* **EXERCISE**: Exactly repeat the full listing that follows.

----- EXERCISE MATERIAL

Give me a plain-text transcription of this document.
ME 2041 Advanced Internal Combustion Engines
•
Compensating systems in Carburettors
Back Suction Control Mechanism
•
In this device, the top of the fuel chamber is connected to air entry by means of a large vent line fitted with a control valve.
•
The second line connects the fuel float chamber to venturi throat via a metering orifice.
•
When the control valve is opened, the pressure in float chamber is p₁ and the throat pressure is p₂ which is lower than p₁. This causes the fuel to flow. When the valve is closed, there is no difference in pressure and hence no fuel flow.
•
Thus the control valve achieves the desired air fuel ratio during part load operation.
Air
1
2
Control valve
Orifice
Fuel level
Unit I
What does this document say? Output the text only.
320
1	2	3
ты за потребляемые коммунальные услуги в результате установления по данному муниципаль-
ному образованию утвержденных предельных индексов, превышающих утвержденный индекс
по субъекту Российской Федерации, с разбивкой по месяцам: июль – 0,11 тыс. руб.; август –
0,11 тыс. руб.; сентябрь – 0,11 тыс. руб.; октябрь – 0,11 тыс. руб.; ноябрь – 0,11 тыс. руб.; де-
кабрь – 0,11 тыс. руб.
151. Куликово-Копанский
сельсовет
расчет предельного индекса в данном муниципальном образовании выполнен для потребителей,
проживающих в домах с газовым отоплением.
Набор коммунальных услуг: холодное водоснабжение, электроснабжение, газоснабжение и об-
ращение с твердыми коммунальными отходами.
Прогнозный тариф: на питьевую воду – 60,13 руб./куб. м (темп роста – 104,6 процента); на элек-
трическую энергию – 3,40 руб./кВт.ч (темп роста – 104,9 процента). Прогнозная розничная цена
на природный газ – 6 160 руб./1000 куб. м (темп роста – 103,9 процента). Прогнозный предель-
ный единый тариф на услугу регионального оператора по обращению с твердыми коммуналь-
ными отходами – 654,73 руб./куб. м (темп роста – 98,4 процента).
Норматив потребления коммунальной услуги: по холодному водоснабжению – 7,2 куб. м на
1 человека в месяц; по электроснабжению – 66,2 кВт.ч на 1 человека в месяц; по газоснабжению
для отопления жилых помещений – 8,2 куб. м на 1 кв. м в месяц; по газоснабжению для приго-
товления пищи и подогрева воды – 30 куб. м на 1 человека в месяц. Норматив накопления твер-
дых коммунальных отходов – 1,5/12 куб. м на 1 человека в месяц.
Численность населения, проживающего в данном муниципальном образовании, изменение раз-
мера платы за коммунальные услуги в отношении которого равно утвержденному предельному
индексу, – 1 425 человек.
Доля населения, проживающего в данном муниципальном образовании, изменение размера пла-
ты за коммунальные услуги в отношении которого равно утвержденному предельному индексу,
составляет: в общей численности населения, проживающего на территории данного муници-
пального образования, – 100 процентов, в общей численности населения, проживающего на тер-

----------

* **RESULT**:
Give me a plain-text transcription of this document.
ME 2041 Advanced Internal Combustion Engines
•
Compensating systems in Carburettors
Back Suction Control Mechanism
•
In this device, the top of the fuel chamber is connected to air entry by means of a large vent line fitted with a control valve.
•
The second line connects the fuel float chamber to venturi throat via a metering orifice.
•
When the control valve is opened, the pressure in float chamber is p₁ and the throat pressure is p₂ which is lower than p₁. This causes the fuel to flow. When the valve is closed, there is no difference in pressure and hence no fuel flow.
•
Thus the control valve achieves the desired air fuel ratio during part load operation.
Air
1
2
Control valve
Orifice
Fuel level
Unit I
What does this document say? Output the text only.
320
1	2	3
ты за потребляемые коммунальные услуги в результате установления по данному муниципаль-
ному образованию утвержденных предельных индексов, превышающих утвержденный индекс
по субъекту Российской Федерации, с разбивкой по месяцам: июль – 0,11 тыс. руб.; август –
0,11 тыс. руб.; сентябрь – 0,11 тыс. руб.; октябрь – 0,11 тыс. руб.; ноябрь – 0,11 тыс. руб.; де-
кабрь – 0,11 тыс. руб.
151. Куликово-Копанский
сельсовет
расчет предельного индекса в данном муниципальном образовании выполнен для потребителей,
проживающих в домах с газовым отоплением.
Набор коммунальных услуг: холодное водоснабжение, электроснабжение, газоснабжение и об-
ращение с твердыми коммунальными отходами.
Прогнозный тариф: на питьевую воду – 60,13 руб./куб. м (темп роста – 104,6 процента); на элек-
трическую энергию – 3,40 руб./кВт.ч (темп роста – 104,9 процента). Прогнозная розничная цена
на природный газ – 6 160 руб./1000 куб. м (темп роста – 103,9 процента). Прогнозный предель-
ный единый тариф на услугу регионального оператора по обращению с твердыми коммуналь-
ными отходами – 654,73 руб./куб. м (темп роста – 98,4 процента).
Норматив потребления коммунальной услуги: по холодному водоснабжению – 7,2 куб. м на
1 человека в месяц; по электроснабжению – 66,2 кВт.ч на 1 человека в месяц; по газоснабжению
для отопления жилых помещений – 8,2 куб. м на 1 кв. м в месяц; по газоснабжению для приго-
товления пищи и подогрева воды – 30 куб. м на 1 человека в месяц. Норматив накопления твер-
дых коммунальных отходов – 1,5/12 куб. м на 1 человека в месяц.
Численность населения, проживающего в данном муниципальном образовании, изменение раз-
мера платы за коммунальные услуги в отношении которого равно утвержденному предельному
индексу, – 1 425 человек.
Доля населения, проживающего в данном муниципальном образовании, изменение размера пла-
ты за коммунальные услуги в отношении которого равно утвержденному предельному индексу,
составляет: в общей численности населения, проживающего на территории данного муници-
пального образования, – 100 процентов, в общей численности населения, проживающего на тер-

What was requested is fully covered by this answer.